* **DIRECTIVE 1**
In the note on James Domine's war sonata, what English meaning is given for the subtitle "Geister Gefallener Soldaten"?
* **DIRECTIVE 2**
Carry on the note on James Domine's war sonata from the point where it stops.

* **DOCUMENT EXTRACT**

This sonata by James Domine is comprised of two movements that express some of the tragic futility of war. The subtitle "Geister Gefallener Soldaten," which means "Ghosts of Dead Soldiers" is given in German because the history of war in the last century is especially replete with the tragic sacrifice of young German lives whose screams and lamentations call out from beyond the grave. Theirs is a story that is hard to endure, of relationships that never were, of families destroyed, of loves lost, of promise and potential never brought to fruition and of a cultured, civilized society of educated intelligent people who knowing better should never have allowed the horrors of war to happen at all. There is a universal moral lesson to be learned in studying history, unless it should repeat itself at our peril.

In the first movement, entitled "Processional March," we hear a macabre deployment of dead soldiers eternally trudging off to the cadence of a military band playing a funeral march for the damned. The composer states that "while all death in time of war is a tragic futile sacrifice of young men's lives, it is especially abhorrent in the service of tyranny, injustice, and oppression." Fathers and mothers whose sons are slain fighting for despots and criminals whose own sons are safely shielded from danger have scarcely a prayer to utter over the broken bodies and mutilated remains of their progeny. There can be no comfort or solace in damage caused by aggressive violence, for there can be no defense of unrighteousness. The dead soldiers are doomed to march on and on, until the Judgment Day finally brings an end to their travail.

* **PROVIDED INFORMATION**
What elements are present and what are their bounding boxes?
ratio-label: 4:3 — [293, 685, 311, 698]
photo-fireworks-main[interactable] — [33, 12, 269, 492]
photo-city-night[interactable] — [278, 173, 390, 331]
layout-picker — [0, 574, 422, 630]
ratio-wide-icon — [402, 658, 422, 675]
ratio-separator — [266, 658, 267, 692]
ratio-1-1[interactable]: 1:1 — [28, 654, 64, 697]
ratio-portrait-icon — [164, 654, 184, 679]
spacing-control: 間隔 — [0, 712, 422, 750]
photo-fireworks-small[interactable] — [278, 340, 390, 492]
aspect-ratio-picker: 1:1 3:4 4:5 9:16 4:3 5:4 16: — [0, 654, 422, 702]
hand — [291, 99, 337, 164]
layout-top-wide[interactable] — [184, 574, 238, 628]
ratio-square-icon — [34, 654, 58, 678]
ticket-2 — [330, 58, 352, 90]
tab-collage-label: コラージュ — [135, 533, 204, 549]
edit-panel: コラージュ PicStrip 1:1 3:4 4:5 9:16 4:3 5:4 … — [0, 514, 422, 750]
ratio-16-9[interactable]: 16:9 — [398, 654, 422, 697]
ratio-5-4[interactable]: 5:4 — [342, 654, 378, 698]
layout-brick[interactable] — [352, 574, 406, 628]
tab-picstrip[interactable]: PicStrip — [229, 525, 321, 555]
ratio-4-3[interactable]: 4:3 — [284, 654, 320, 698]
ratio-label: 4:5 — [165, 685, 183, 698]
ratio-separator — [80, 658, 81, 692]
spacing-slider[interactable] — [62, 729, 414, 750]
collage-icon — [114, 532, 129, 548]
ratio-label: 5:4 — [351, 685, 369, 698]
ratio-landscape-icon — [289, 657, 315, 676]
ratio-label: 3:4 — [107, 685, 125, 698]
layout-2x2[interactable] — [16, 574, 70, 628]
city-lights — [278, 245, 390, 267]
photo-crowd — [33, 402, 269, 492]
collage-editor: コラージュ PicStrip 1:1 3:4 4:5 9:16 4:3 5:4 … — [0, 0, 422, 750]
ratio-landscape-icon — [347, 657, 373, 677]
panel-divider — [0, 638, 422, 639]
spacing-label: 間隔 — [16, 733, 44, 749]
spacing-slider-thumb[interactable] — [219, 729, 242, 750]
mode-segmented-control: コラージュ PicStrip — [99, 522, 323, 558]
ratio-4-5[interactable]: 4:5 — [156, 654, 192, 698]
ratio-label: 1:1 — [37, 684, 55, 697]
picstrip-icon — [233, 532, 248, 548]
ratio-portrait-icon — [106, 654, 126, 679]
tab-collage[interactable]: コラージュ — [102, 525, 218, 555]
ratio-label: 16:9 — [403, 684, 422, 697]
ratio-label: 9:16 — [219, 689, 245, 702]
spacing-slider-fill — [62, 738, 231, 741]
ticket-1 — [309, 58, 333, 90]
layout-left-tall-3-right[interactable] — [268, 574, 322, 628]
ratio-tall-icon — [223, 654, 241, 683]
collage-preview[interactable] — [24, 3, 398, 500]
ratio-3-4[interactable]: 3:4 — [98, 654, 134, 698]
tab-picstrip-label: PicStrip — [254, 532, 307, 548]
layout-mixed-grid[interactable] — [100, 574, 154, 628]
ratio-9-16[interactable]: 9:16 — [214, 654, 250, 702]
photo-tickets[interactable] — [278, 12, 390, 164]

* **EXPECTED OUTPUT 1**
"Ghosts of Dead Soldiers"

* **EXPECTED OUTPUT 2**
In the second movement, a battlefield scene cast in sonata form unfolds in imaginary muddy trenches of more than a century ago. Against a relentlessly ubiquitous reverberating hum of roaring engines that power the machines of destruction, tanks and exploding artillery shells create an atmosphere of Hell on Earth. An incomprehensible droning cacophony of flashing fire and flying shrapnel permeate the once-flowered field, now blasted full of holes and strewn with barbed wire. The last thing the young soldier hears is the rattatat-tatting spray of bullets from machine guns that pepper the air with the whoosh of death. The last thing he sees are the mangled corpses of his fellows, limbs askew and missing. He hears their tortured screams of agony that will go unanswered, mixed with the almost forgotten refrain of a folk-song that he doesn't know if he is really hearing or if it is emerging from his trauma-addled subconscious mind. He feels the warm flow of blood against his skin and he wonders if it is his own, or his comrade's? As the pools of blood mix together, mired in the sticky stench of mud, the frenzied buzzing of mosquitoes and flies add the pestilence of infestation to the carnage. Looking up, high above the furor, the last thing the young man sees are the wispy clouds tracing patterns in the wind-swept sky that seems to speak of days to come that he will never live to see.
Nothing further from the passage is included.